_Set task_
Write out the records again, word for word, starting with their first line and going on through the line that contains "- square-b2[interactable]: ♟: [63, 195, 95, 220]", including both of those lines.
┄┄┄┄┄┄
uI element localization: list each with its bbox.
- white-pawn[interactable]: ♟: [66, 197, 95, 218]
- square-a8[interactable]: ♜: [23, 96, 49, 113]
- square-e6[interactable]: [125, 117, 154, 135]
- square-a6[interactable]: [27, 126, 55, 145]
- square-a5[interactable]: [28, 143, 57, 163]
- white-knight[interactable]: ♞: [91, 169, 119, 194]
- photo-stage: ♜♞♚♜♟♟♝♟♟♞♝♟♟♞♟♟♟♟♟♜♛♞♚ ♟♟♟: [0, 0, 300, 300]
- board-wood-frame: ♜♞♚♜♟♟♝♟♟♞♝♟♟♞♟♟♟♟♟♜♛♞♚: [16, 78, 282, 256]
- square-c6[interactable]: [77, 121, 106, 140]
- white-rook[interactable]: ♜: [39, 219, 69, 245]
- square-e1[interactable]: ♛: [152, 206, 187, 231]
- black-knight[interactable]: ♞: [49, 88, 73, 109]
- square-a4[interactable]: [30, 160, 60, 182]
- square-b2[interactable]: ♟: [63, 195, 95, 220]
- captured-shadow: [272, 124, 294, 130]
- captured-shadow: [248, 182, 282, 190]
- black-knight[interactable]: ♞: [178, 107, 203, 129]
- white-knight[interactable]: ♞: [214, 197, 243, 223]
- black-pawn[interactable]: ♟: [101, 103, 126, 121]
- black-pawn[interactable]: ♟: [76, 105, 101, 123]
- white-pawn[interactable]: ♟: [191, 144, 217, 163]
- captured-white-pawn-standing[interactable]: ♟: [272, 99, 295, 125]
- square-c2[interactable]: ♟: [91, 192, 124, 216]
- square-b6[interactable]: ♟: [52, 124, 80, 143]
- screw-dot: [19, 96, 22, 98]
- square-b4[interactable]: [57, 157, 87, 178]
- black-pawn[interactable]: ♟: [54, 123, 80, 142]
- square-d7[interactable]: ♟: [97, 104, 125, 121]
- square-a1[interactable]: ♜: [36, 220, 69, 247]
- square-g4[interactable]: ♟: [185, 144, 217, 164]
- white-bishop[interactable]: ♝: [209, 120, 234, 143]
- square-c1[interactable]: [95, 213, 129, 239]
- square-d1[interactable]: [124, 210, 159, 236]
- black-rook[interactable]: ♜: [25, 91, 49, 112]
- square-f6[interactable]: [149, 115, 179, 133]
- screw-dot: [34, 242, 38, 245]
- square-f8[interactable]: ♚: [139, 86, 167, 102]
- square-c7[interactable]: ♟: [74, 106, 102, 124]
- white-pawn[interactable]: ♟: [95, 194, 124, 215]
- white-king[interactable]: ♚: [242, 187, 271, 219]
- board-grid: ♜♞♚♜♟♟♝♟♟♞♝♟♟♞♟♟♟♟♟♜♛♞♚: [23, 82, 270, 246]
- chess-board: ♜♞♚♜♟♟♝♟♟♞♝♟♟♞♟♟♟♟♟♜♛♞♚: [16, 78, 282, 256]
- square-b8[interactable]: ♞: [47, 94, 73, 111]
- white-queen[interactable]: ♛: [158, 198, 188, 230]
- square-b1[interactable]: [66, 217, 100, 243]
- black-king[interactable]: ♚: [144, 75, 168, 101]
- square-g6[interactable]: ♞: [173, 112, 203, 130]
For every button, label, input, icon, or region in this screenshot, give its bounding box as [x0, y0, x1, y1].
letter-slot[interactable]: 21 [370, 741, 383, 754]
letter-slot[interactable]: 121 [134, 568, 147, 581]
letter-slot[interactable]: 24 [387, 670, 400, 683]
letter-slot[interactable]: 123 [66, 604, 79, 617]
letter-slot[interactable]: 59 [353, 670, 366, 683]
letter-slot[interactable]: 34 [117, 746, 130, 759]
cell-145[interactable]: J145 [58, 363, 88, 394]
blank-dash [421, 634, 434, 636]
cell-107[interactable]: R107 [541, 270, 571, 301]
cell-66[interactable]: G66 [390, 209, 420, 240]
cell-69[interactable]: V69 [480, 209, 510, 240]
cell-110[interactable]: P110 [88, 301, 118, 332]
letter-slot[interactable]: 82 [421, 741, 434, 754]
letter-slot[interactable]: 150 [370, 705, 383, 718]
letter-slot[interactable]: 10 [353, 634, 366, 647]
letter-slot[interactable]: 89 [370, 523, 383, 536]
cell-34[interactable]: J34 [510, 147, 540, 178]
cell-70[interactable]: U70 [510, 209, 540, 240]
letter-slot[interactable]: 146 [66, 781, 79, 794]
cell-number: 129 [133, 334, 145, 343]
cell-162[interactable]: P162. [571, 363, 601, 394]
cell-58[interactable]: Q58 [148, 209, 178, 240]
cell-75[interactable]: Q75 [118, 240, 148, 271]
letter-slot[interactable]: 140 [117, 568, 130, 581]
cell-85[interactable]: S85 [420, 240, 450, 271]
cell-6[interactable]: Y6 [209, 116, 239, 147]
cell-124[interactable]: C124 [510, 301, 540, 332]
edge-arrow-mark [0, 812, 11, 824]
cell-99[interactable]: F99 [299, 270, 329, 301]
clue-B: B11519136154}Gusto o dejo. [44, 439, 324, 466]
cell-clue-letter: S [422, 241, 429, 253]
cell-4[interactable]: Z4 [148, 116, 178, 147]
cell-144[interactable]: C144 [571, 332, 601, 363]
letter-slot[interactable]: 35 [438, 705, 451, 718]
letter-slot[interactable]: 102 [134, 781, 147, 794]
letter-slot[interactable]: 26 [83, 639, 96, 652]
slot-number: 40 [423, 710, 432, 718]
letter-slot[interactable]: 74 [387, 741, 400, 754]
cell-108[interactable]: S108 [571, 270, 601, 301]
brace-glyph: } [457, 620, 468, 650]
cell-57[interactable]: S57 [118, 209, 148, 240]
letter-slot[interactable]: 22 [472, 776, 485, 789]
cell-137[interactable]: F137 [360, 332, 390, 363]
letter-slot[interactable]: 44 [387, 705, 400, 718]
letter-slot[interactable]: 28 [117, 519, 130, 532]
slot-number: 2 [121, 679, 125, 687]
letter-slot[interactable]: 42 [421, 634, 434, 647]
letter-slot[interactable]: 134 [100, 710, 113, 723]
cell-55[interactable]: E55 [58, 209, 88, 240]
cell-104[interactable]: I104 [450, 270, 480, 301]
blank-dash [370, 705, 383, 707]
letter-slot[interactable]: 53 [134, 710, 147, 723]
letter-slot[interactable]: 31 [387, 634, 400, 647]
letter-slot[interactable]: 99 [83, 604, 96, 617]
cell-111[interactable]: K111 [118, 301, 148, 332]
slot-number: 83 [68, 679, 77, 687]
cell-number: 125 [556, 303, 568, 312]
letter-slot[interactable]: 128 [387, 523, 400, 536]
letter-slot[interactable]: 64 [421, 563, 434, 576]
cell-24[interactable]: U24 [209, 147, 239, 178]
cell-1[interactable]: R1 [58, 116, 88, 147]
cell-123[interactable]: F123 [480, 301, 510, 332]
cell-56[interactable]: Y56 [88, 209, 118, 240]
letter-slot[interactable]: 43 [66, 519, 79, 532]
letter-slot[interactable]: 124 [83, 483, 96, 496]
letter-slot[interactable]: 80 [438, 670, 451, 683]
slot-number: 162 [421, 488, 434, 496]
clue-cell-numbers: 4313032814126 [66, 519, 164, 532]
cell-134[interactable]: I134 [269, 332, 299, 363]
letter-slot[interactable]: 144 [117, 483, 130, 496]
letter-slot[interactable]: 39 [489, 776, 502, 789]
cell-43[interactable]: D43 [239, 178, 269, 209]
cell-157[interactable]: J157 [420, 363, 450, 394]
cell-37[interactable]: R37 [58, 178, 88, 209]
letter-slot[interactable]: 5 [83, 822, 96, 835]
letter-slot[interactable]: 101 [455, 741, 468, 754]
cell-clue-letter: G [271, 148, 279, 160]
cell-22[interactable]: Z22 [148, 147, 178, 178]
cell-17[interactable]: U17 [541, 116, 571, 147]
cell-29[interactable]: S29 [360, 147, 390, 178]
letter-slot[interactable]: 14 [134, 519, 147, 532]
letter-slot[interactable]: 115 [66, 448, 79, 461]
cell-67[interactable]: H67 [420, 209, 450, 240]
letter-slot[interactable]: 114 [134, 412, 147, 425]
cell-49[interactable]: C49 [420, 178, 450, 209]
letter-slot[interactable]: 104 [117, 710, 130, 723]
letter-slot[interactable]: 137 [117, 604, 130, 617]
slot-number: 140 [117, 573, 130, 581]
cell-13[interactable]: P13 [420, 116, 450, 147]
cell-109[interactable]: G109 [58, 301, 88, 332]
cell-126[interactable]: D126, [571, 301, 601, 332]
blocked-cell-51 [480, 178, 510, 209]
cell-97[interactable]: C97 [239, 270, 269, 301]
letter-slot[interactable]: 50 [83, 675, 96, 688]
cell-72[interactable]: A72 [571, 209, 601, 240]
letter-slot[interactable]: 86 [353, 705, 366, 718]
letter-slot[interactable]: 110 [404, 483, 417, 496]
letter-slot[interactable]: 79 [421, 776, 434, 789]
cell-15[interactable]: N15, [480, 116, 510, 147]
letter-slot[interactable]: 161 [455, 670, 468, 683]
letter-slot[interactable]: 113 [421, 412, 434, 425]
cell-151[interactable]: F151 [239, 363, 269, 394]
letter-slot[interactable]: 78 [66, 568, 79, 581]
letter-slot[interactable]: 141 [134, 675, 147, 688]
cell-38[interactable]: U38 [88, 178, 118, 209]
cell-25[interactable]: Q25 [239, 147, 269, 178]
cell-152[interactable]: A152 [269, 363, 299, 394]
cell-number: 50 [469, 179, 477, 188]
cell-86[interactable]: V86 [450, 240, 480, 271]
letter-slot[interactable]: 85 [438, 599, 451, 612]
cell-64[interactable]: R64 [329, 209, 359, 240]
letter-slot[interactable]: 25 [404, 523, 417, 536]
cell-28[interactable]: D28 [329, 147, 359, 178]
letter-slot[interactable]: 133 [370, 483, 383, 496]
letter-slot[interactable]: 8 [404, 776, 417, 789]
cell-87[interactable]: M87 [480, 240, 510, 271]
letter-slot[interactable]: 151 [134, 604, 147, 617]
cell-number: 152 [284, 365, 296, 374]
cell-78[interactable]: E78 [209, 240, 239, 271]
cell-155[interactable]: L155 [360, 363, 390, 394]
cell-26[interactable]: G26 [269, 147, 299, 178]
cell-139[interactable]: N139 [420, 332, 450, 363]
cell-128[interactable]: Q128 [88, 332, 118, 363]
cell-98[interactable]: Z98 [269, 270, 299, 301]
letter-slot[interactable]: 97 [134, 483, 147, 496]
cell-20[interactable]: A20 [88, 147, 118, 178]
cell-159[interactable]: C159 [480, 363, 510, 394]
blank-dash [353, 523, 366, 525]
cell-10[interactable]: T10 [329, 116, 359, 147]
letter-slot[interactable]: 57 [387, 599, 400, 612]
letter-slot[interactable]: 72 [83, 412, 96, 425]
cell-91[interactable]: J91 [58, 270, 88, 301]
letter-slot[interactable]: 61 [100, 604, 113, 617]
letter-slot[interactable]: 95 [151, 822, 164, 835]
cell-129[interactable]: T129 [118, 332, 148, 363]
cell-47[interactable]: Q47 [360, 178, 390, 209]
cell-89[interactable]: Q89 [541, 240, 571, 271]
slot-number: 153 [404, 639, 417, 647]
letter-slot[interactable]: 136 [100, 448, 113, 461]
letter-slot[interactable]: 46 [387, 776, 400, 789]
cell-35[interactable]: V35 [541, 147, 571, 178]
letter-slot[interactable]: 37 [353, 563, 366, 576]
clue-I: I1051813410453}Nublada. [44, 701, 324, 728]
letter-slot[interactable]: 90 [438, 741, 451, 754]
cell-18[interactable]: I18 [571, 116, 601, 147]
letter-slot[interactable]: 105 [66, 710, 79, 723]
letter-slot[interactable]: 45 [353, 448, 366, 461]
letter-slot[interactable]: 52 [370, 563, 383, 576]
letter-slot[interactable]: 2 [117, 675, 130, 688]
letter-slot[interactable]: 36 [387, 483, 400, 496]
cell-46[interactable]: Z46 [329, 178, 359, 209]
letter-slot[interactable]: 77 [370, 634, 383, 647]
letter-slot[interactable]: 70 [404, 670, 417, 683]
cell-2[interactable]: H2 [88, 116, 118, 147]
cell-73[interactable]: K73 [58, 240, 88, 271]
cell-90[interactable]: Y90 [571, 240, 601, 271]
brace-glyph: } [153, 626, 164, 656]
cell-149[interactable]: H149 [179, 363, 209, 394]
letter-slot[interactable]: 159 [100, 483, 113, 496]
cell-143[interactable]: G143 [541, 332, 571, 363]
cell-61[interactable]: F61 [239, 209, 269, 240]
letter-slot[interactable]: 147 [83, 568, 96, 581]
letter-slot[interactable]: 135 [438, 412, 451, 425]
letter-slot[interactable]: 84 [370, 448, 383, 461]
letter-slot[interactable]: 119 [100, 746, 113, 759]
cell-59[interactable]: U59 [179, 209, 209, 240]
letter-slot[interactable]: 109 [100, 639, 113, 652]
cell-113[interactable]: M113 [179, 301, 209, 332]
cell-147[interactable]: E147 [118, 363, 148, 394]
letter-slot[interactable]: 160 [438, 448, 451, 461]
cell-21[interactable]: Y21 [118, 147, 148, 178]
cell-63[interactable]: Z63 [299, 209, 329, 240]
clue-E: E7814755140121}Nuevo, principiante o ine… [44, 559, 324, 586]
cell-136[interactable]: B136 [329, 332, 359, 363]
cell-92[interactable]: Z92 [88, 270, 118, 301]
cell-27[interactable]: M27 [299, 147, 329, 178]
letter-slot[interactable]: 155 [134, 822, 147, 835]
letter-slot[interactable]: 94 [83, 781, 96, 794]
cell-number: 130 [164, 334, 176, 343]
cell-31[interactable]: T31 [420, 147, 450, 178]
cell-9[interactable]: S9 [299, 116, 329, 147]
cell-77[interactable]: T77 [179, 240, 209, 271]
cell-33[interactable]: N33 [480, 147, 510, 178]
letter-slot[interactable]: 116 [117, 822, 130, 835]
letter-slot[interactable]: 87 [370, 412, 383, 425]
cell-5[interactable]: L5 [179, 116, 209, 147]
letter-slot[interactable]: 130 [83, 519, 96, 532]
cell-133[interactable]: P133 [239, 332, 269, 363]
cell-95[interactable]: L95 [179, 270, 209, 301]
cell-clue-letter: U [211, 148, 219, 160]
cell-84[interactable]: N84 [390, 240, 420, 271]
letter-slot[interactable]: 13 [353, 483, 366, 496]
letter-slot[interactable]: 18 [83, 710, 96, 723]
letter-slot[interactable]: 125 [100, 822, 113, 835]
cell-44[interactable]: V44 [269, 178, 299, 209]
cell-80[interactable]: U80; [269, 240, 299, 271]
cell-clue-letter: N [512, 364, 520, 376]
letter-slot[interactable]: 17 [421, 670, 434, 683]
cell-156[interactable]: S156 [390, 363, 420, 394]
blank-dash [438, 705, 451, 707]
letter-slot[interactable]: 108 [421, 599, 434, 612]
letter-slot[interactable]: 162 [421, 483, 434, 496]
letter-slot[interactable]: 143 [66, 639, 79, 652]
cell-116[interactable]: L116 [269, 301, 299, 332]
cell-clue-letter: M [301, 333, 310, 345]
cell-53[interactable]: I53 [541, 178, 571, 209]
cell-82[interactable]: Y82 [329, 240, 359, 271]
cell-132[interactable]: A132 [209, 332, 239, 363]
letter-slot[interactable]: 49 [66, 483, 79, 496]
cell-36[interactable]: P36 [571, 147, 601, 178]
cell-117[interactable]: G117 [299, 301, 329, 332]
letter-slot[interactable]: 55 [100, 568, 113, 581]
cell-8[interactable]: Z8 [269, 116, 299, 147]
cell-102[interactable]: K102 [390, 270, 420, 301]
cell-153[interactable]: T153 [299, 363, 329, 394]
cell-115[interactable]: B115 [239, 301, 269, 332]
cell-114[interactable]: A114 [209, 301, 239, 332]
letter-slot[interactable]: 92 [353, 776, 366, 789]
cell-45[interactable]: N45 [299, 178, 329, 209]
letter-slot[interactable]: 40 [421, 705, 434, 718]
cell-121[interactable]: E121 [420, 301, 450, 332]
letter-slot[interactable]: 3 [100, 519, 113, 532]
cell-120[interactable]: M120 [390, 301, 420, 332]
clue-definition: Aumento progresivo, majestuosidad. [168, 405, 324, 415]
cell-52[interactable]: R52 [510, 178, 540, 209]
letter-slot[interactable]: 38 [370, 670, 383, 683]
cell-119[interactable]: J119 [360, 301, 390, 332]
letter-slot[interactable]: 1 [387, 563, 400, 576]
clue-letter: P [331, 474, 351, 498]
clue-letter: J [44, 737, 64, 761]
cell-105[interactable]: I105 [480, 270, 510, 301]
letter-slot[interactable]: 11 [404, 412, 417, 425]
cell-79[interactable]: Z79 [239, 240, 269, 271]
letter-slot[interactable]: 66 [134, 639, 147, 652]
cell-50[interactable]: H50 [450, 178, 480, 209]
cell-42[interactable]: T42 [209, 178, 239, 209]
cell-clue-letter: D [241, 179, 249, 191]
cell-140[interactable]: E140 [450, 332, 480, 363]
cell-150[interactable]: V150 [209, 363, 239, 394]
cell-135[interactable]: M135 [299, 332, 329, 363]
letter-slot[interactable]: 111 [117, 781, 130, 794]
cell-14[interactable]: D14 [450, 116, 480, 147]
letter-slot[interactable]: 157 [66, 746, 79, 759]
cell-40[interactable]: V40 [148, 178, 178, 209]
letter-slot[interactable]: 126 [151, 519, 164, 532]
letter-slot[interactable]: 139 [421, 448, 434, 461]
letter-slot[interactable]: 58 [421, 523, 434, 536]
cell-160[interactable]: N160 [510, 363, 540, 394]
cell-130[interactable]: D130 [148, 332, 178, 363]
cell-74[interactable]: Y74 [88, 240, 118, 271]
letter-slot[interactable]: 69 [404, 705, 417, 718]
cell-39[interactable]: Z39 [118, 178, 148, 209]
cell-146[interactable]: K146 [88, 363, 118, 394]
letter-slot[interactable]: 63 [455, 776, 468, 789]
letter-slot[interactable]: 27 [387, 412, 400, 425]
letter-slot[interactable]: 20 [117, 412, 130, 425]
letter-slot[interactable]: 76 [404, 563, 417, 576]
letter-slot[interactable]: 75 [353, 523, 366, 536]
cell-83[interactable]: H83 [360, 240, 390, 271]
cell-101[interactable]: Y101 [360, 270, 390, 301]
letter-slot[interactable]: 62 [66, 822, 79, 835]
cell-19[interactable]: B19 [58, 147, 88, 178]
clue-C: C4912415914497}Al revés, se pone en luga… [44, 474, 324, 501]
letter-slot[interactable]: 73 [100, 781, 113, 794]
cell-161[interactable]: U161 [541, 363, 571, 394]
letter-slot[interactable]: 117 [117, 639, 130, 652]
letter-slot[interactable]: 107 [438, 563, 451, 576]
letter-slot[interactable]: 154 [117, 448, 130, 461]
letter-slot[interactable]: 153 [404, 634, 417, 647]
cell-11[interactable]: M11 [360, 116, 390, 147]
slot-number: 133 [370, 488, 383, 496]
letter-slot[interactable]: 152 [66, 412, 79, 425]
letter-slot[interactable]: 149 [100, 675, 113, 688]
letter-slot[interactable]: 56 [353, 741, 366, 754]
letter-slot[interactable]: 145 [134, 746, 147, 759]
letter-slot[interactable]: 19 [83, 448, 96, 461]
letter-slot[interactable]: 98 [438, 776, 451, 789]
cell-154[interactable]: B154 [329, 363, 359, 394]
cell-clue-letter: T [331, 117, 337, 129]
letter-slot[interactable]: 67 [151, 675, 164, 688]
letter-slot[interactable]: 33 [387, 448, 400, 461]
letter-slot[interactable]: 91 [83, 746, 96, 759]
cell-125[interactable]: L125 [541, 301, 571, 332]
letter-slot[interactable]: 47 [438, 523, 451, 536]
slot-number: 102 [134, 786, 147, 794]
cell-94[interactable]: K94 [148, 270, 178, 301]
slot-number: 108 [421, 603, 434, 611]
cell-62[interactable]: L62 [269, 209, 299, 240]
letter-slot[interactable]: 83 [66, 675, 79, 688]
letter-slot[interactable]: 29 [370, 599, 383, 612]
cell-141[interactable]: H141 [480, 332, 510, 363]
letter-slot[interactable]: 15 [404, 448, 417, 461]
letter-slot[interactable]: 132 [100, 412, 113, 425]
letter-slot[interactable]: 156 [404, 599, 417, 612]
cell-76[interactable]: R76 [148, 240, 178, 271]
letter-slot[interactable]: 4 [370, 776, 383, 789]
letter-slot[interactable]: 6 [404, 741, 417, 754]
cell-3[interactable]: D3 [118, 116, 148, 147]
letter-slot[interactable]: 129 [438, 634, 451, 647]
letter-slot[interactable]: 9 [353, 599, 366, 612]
┄┄┄┄┄┄
_Result below_
uI element localization: list each with its bbox.
- white-pawn[interactable]: ♟: [66, 197, 95, 218]
- square-a8[interactable]: ♜: [23, 96, 49, 113]
- square-e6[interactable]: [125, 117, 154, 135]
- square-a6[interactable]: [27, 126, 55, 145]
- square-a5[interactable]: [28, 143, 57, 163]
- white-knight[interactable]: ♞: [91, 169, 119, 194]
- photo-stage: ♜♞♚♜♟♟♝♟♟♞♝♟♟♞♟♟♟♟♟♜♛♞♚ ♟♟♟: [0, 0, 300, 300]
- board-wood-frame: ♜♞♚♜♟♟♝♟♟♞♝♟♟♞♟♟♟♟♟♜♛♞♚: [16, 78, 282, 256]
- square-c6[interactable]: [77, 121, 106, 140]
- white-rook[interactable]: ♜: [39, 219, 69, 245]
- square-e1[interactable]: ♛: [152, 206, 187, 231]
- black-knight[interactable]: ♞: [49, 88, 73, 109]
- square-a4[interactable]: [30, 160, 60, 182]
- square-b2[interactable]: ♟: [63, 195, 95, 220]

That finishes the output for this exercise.